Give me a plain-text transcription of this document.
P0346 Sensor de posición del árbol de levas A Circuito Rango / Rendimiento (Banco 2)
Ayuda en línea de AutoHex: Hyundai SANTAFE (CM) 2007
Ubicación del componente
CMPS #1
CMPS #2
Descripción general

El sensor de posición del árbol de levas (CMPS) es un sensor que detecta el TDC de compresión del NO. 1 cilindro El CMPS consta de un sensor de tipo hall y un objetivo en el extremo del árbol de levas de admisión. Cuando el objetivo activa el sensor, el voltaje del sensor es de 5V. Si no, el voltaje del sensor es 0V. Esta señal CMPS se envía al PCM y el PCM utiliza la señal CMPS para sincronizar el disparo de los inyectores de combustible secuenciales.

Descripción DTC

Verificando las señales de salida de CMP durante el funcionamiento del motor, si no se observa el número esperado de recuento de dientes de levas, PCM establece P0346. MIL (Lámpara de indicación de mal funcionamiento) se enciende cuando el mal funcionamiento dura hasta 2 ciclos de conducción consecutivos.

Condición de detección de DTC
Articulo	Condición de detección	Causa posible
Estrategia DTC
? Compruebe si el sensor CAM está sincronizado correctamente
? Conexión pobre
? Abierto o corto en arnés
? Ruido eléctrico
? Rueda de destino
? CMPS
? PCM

━━━━━━━━━━━━━━━━

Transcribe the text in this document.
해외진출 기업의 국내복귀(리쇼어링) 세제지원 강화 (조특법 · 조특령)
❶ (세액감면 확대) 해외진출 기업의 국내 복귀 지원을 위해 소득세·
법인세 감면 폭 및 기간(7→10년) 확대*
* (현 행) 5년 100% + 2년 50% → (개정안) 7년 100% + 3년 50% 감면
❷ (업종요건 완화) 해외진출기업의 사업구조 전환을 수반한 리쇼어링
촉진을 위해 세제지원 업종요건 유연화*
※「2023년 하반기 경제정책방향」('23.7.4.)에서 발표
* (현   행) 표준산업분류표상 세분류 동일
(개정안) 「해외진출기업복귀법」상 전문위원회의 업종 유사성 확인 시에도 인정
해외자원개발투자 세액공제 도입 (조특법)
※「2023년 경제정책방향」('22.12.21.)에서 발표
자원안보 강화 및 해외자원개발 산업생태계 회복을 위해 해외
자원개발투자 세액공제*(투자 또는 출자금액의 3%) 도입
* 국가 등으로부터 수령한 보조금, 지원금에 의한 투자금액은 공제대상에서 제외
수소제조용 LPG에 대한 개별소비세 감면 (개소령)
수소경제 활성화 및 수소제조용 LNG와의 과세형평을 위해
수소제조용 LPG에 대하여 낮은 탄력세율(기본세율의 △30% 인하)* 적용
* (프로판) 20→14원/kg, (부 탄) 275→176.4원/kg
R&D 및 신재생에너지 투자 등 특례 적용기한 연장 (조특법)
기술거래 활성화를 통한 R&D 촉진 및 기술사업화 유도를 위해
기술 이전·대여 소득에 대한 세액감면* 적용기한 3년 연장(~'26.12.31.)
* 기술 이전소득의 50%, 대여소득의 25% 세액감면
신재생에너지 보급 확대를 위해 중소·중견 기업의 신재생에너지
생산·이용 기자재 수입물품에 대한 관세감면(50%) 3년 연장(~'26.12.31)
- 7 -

━━━━━━━━━━━━━━━━

**Required work**
Lines containing the word "리쇼어링" must all be returned from the material above.

**Task result**
해외진출 기업의 국내복귀(리쇼어링) 세제지원 강화 (조특법 · 조특령)
❷ (업종요건 완화) 해외진출기업의 사업구조 전환을 수반한 리쇼어링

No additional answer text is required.